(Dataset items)
————————

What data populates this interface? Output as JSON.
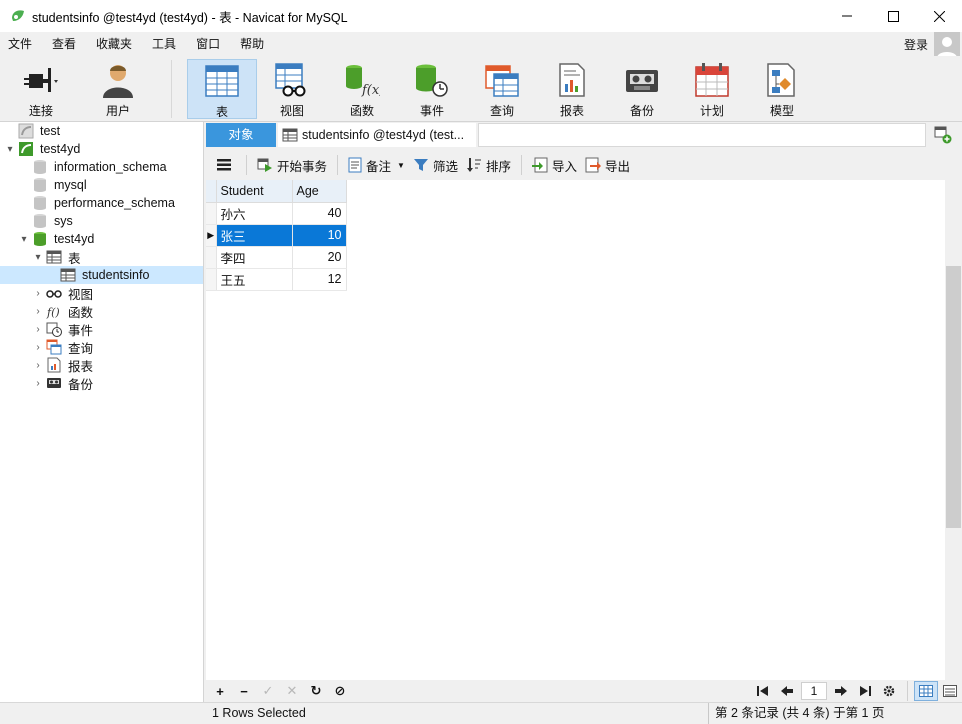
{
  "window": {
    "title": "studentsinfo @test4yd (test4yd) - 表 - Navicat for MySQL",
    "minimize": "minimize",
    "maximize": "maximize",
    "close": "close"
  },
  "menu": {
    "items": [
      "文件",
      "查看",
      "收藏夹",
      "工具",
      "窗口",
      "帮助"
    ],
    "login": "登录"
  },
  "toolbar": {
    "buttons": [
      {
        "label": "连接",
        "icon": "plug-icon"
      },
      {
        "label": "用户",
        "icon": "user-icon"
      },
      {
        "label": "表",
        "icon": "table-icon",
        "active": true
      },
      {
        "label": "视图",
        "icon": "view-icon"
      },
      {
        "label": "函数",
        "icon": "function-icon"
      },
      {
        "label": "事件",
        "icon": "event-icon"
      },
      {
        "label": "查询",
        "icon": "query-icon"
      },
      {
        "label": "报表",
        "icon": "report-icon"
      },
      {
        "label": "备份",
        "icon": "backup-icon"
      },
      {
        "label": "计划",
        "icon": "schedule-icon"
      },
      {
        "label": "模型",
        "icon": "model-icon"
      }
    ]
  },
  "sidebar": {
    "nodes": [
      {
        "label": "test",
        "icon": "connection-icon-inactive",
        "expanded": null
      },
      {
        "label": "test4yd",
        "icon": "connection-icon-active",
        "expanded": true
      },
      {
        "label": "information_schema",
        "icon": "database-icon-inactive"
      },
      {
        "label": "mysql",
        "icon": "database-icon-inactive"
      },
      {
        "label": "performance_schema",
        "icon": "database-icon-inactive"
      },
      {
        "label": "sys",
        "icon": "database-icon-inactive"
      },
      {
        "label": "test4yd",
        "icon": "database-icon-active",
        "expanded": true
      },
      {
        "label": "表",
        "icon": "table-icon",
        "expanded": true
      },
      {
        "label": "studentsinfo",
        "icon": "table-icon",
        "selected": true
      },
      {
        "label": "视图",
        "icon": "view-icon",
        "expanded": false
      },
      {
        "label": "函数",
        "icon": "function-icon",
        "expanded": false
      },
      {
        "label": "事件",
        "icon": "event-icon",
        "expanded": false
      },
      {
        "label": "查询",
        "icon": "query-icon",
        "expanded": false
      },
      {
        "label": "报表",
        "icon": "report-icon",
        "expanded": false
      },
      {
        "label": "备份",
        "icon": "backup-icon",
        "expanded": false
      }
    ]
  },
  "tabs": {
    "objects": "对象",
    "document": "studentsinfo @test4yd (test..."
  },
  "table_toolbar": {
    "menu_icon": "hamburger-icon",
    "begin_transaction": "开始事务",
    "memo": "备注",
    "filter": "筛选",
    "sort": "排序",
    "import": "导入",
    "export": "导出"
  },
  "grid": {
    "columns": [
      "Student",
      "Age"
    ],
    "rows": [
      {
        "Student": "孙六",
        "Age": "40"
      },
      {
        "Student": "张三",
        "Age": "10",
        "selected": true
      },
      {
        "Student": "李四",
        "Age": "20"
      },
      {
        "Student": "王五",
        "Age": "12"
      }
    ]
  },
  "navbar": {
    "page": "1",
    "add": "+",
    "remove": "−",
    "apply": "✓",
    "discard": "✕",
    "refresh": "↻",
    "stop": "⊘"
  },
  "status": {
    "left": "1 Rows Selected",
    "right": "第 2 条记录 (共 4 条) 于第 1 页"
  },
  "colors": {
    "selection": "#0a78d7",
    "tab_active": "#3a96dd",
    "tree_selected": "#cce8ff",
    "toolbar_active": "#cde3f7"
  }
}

————————

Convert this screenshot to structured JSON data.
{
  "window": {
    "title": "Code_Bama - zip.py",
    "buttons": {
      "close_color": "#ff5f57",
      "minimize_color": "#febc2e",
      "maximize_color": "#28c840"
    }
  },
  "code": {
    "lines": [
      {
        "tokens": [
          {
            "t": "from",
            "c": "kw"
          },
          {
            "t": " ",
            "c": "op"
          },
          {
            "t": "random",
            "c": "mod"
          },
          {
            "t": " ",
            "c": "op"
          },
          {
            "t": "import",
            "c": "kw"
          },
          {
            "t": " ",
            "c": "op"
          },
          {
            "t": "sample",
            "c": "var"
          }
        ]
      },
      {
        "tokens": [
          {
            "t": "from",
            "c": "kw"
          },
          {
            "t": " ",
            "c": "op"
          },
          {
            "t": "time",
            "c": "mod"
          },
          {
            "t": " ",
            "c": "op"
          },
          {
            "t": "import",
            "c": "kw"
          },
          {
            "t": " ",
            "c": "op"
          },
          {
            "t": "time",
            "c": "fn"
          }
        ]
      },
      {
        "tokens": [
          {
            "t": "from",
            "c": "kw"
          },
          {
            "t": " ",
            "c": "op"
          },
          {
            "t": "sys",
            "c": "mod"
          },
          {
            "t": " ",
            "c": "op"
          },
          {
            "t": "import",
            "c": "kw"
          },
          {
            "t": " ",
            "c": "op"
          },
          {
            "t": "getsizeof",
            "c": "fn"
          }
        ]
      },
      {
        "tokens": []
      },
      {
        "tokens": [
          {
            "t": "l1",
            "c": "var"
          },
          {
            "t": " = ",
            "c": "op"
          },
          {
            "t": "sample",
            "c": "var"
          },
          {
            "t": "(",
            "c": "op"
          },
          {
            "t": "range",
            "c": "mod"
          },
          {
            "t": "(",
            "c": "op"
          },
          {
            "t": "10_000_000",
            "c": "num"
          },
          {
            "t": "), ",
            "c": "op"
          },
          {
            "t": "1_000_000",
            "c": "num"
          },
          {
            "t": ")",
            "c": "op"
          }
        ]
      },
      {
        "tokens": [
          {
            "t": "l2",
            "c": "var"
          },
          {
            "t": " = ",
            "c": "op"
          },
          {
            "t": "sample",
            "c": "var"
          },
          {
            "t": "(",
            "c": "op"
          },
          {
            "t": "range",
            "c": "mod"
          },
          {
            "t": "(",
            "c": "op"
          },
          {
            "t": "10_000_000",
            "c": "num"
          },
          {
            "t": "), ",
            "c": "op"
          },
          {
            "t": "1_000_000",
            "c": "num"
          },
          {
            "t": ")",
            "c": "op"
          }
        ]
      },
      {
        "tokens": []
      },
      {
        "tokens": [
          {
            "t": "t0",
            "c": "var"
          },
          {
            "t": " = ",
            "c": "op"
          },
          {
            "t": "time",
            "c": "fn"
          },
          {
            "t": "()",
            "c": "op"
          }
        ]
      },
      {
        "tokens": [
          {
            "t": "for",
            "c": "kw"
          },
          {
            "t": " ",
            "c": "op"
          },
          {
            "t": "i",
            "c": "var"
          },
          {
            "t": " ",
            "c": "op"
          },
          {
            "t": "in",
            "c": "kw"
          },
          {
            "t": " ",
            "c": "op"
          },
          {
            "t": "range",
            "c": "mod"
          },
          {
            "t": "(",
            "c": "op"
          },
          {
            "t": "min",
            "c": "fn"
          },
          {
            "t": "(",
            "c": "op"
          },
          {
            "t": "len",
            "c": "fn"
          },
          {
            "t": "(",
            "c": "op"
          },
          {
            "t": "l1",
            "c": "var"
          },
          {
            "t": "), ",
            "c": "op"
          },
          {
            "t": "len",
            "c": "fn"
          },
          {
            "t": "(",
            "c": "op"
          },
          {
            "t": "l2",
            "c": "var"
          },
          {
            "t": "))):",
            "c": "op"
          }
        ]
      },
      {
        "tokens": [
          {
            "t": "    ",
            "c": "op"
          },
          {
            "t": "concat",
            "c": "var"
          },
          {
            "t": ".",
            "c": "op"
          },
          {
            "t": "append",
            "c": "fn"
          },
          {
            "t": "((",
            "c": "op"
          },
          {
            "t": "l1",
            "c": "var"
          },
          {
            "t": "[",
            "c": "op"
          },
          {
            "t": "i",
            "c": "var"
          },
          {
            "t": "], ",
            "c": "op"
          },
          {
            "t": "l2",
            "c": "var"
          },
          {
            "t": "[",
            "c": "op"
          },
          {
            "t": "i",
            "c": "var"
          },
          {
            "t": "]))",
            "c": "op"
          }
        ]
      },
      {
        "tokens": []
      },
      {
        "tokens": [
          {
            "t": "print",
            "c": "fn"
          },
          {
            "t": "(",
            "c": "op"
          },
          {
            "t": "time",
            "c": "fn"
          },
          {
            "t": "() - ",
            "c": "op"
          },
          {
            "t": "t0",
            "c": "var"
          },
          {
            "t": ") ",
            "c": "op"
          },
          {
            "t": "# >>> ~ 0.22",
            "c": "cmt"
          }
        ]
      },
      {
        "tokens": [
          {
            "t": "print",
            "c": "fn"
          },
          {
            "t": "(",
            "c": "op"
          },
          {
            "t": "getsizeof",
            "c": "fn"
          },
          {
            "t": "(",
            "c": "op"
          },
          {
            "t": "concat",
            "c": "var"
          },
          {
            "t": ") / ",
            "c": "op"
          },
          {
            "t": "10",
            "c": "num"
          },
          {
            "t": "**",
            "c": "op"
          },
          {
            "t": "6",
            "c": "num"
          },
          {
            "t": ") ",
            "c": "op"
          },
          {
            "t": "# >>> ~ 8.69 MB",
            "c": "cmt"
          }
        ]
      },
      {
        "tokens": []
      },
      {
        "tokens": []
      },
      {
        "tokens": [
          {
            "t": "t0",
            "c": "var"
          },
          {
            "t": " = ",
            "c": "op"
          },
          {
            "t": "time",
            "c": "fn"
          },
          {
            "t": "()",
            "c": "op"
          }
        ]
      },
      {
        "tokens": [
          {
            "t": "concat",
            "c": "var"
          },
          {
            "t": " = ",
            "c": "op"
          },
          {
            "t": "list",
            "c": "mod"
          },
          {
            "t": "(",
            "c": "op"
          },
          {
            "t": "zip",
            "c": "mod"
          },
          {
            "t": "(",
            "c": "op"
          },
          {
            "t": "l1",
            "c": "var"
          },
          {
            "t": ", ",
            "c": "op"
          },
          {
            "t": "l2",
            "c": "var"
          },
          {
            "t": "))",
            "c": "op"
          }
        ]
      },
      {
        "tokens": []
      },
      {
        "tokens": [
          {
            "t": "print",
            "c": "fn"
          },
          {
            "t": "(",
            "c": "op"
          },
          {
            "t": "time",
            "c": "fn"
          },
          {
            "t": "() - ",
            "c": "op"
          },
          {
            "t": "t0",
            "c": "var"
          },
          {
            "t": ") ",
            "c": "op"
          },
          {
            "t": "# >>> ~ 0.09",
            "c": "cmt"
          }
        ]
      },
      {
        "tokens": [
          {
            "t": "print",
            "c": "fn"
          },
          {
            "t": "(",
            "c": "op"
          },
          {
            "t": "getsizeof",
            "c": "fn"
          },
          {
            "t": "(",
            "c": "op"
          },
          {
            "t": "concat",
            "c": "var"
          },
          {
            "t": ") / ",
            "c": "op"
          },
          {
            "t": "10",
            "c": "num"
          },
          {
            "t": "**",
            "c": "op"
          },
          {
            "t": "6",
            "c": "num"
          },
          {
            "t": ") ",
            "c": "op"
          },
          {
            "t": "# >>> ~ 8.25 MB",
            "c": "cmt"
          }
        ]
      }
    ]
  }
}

————————

--- REQUIRED WORK ---
Copy out each line in the preceding records that contains "title".

--- FULL SOLUTION ---
    "title": "studentsinfo @test4yd (test4yd) - 表 - Navicat for MySQL",
    "title": "Code_Bama - zip.py",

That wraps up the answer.